◆ REQUEST 1:
State how many lines of the records below contain the string "extension", counting only exact case matches, and reply with that number alone.
Begin GIVEN PASSAGE
Building in Ohio, United States

The Glass City Center is a performing arts and convention center located in downtown Toledo, Ohio. Opened on March 27, 1987, as the SeaGate Convention Centre, the center's exhibit hall measures 74,520 square feet (207 feet by 360 feet) of space and seats up to 5,100 for a banquet, 9,000 for a meeting, and 4,000 in a classroom configuration. It can be divided into three smaller halls, and when used for concerts with a 60 foot by 40 foot stage, can seat 2,000 (in one of the smaller halls), 3,000 (in two of the smaller halls), or 5,900 (in the entire hall) for concerts, stage shows, and other shows, this so that there are no bad seats in the house. Many of those seats used for concerts are in telescopic risers; there are 18 telescopic units at the arena, set up in sections of six; as a result, there are six sections of riser seating and a total of 3,216 in the risers (536 per section). The center also features 17552 sqft of meeting space.
End GIVEN PASSAGE
Begin PROVIDED MATERIAL
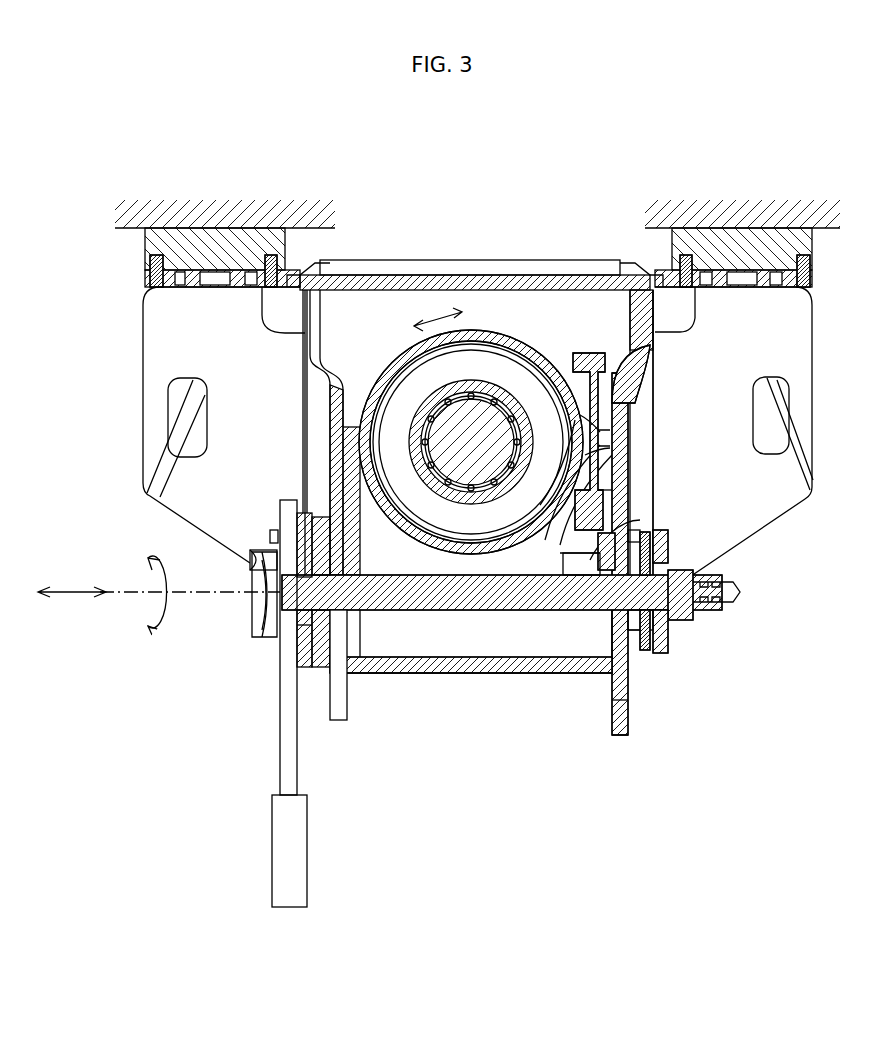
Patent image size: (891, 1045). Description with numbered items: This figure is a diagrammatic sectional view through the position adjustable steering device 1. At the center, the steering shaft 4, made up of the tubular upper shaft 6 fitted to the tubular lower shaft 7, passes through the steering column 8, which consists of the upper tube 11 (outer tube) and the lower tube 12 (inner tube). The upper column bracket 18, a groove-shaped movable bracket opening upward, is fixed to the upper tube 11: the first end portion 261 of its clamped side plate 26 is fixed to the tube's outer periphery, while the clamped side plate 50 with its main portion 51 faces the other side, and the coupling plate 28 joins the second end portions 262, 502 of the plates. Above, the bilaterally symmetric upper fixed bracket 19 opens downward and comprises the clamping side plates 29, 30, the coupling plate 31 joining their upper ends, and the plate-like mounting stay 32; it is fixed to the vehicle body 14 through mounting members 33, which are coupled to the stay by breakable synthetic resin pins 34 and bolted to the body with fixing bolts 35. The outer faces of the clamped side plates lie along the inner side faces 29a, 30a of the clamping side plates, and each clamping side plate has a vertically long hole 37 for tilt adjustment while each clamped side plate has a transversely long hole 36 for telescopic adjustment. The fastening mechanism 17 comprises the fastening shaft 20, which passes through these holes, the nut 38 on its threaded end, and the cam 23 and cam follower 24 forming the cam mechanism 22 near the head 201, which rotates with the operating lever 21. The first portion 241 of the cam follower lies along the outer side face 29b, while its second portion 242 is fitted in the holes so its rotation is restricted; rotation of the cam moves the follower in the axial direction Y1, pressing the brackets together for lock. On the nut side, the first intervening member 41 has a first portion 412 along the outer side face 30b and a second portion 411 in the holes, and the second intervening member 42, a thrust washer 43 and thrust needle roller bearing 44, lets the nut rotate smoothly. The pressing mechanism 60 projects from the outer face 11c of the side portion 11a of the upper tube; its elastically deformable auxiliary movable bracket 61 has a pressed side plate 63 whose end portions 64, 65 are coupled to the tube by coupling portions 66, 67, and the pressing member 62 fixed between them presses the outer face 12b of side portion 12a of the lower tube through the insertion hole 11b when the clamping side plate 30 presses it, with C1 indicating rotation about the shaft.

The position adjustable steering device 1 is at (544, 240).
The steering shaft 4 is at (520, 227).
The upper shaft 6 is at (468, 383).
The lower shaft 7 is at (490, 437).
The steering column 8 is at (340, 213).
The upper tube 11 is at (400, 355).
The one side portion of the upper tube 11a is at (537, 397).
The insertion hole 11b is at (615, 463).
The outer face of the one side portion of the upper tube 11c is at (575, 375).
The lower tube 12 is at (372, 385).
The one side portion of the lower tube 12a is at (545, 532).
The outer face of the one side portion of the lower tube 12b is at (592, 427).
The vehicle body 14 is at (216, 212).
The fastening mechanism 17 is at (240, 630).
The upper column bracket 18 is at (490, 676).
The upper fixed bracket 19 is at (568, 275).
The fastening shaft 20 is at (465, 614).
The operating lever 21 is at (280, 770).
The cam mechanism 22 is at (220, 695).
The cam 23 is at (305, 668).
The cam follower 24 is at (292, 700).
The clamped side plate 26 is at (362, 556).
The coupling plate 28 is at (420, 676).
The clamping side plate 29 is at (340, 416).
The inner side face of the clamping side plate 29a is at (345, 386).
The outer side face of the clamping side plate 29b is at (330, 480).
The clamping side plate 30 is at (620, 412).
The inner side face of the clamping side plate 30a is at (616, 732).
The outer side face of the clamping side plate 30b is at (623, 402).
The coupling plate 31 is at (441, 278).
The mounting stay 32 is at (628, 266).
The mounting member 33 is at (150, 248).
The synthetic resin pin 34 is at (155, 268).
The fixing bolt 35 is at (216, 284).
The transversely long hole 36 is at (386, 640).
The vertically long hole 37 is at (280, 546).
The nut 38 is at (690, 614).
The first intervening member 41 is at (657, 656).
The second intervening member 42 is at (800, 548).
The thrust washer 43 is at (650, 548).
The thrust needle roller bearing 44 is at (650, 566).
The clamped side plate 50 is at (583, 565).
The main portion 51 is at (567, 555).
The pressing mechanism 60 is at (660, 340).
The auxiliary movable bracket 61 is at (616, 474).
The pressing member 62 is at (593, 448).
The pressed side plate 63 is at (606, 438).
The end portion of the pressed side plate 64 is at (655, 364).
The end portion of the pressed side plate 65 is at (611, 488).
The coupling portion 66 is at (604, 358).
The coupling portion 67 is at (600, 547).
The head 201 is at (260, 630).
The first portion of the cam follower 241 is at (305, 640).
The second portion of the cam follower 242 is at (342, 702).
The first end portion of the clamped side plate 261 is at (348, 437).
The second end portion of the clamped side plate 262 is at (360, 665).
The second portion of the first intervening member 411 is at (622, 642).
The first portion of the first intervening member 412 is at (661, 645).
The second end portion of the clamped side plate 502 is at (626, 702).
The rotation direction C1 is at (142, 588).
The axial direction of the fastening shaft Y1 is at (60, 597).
End PROVIDED MATERIAL
Begin PROVIDED MATERIAL
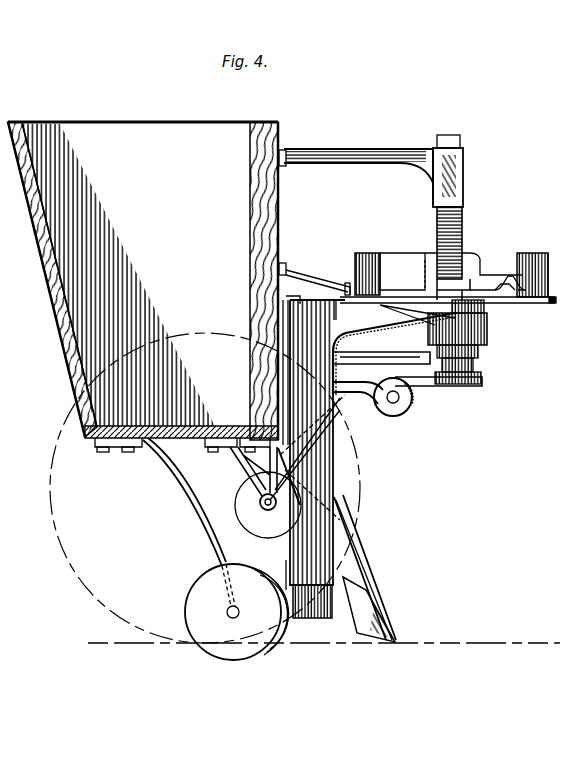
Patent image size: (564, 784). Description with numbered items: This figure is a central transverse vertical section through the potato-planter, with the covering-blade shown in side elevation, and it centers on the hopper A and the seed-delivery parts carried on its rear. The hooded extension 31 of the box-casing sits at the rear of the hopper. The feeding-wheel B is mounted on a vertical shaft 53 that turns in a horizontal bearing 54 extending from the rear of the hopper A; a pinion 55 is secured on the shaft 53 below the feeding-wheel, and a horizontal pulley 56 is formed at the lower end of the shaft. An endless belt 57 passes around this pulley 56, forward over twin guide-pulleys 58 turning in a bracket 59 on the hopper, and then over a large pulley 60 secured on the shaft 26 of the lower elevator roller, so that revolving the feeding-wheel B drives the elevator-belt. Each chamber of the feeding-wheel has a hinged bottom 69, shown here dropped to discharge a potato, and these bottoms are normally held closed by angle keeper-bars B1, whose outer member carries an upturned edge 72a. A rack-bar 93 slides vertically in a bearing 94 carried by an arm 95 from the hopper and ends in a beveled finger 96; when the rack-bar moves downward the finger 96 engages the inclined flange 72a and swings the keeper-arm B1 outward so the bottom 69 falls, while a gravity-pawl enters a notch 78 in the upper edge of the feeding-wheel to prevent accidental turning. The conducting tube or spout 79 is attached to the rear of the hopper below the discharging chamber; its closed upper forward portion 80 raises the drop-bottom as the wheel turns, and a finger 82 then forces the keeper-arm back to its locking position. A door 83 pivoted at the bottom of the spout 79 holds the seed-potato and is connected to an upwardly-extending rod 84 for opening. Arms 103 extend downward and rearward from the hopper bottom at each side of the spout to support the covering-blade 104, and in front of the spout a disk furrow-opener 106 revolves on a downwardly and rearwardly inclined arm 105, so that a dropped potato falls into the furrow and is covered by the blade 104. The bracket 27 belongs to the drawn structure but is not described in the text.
End PROVIDED MATERIAL
◆ REQUEST 2:
According to the passage about the Glass City Center, on what date did the center open?

◆ WORKED ANSWER 1:
1

◆ WORKED ANSWER 2:
March 27, 1987